Rows from a dataset
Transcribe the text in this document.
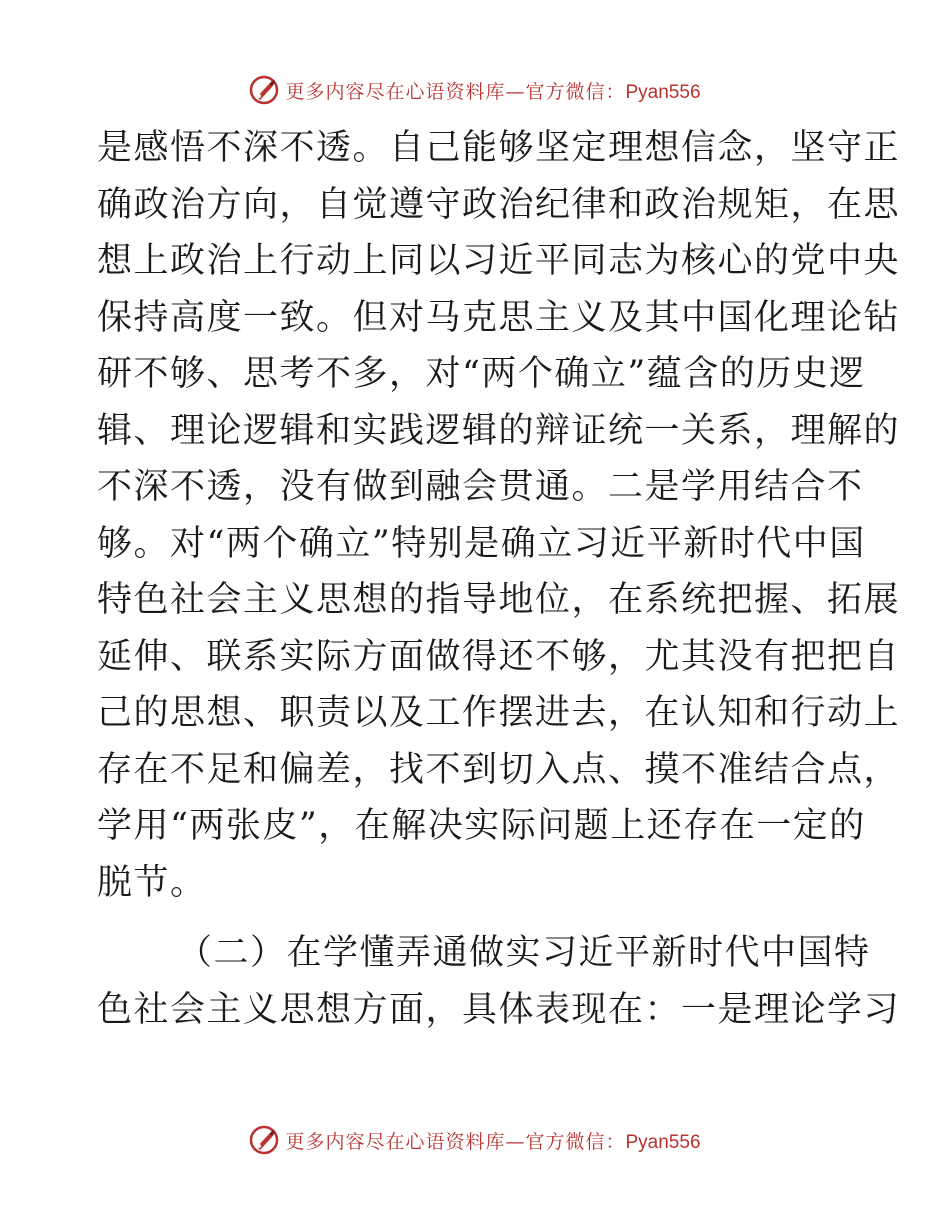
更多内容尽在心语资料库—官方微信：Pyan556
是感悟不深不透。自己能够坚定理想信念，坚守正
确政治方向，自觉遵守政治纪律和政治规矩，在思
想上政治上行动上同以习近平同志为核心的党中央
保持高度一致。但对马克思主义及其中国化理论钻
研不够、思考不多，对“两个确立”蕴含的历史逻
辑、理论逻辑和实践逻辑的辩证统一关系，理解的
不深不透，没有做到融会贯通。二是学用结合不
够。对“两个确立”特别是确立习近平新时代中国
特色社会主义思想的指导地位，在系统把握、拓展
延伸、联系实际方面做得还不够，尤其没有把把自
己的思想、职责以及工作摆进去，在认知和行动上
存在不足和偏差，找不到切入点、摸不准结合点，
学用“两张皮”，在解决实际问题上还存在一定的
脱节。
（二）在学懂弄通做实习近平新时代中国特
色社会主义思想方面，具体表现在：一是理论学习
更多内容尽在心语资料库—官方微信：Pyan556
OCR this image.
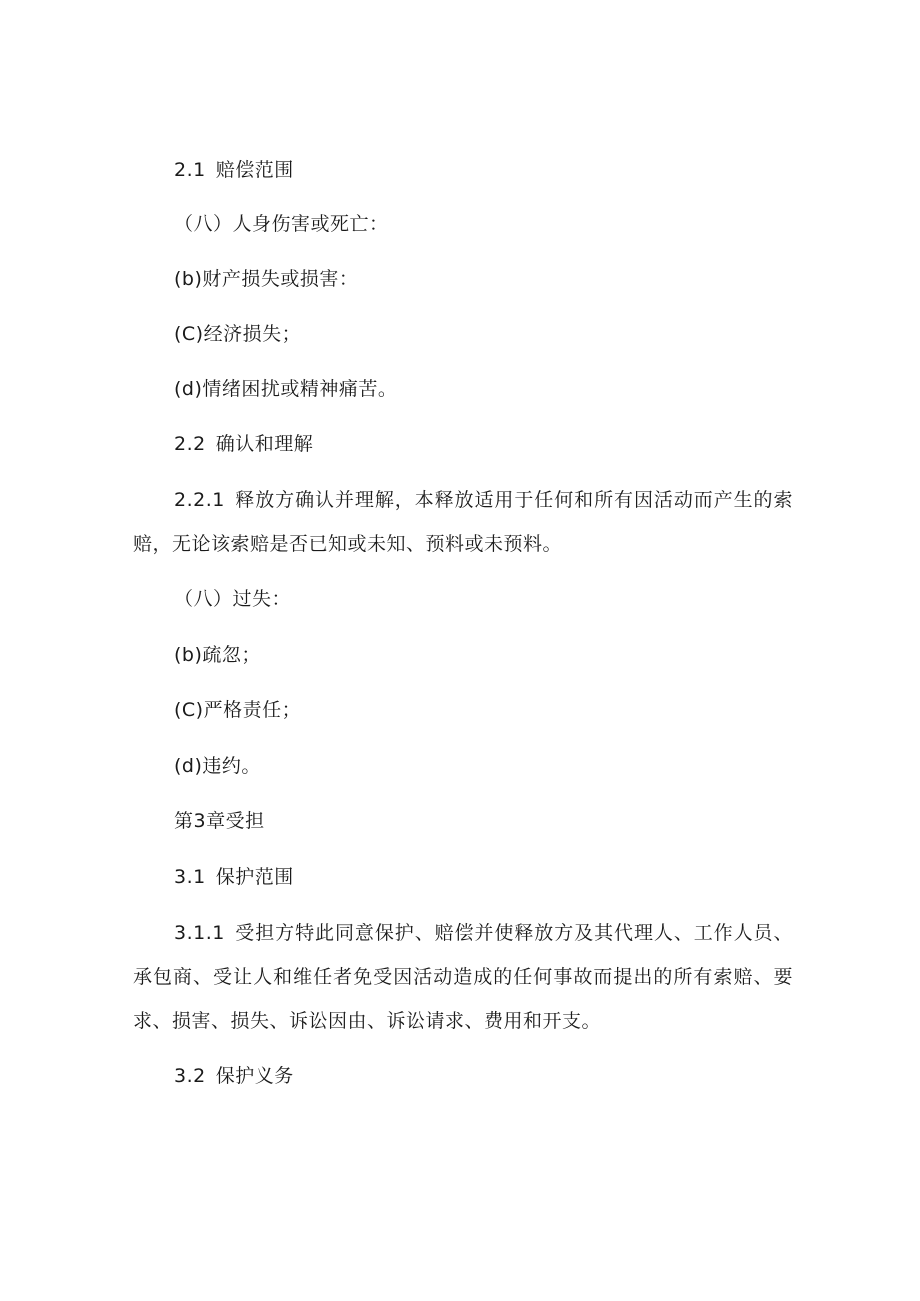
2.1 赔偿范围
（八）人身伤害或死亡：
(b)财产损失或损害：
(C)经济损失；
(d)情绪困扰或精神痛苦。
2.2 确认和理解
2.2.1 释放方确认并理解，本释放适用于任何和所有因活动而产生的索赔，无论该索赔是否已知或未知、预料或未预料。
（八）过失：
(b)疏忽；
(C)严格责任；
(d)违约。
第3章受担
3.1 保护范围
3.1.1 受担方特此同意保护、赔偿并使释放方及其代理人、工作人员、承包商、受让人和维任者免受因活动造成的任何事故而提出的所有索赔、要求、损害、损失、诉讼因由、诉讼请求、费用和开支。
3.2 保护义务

## Written task
Write out each line of the data exactly; the images should be left out.

## Answer
Transcribe the text in this document.
更多内容尽在心语资料库—官方微信：Pyan556
是感悟不深不透。自己能够坚定理想信念，坚守正
确政治方向，自觉遵守政治纪律和政治规矩，在思
想上政治上行动上同以习近平同志为核心的党中央
保持高度一致。但对马克思主义及其中国化理论钻
研不够、思考不多，对“两个确立”蕴含的历史逻
辑、理论逻辑和实践逻辑的辩证统一关系，理解的
不深不透，没有做到融会贯通。二是学用结合不
够。对“两个确立”特别是确立习近平新时代中国
特色社会主义思想的指导地位，在系统把握、拓展
延伸、联系实际方面做得还不够，尤其没有把把自
己的思想、职责以及工作摆进去，在认知和行动上
存在不足和偏差，找不到切入点、摸不准结合点，
学用“两张皮”，在解决实际问题上还存在一定的
脱节。
（二）在学懂弄通做实习近平新时代中国特
色社会主义思想方面，具体表现在：一是理论学习
更多内容尽在心语资料库—官方微信：Pyan556
OCR this image.
2.1 赔偿范围
（八）人身伤害或死亡：
(b)财产损失或损害：
(C)经济损失；
(d)情绪困扰或精神痛苦。
2.2 确认和理解
2.2.1 释放方确认并理解，本释放适用于任何和所有因活动而产生的索赔，无论该索赔是否已知或未知、预料或未预料。
（八）过失：
(b)疏忽；
(C)严格责任；
(d)违约。
第3章受担
3.1 保护范围
3.1.1 受担方特此同意保护、赔偿并使释放方及其代理人、工作人员、承包商、受让人和维任者免受因活动造成的任何事故而提出的所有索赔、要求、损害、损失、诉讼因由、诉讼请求、费用和开支。
3.2 保护义务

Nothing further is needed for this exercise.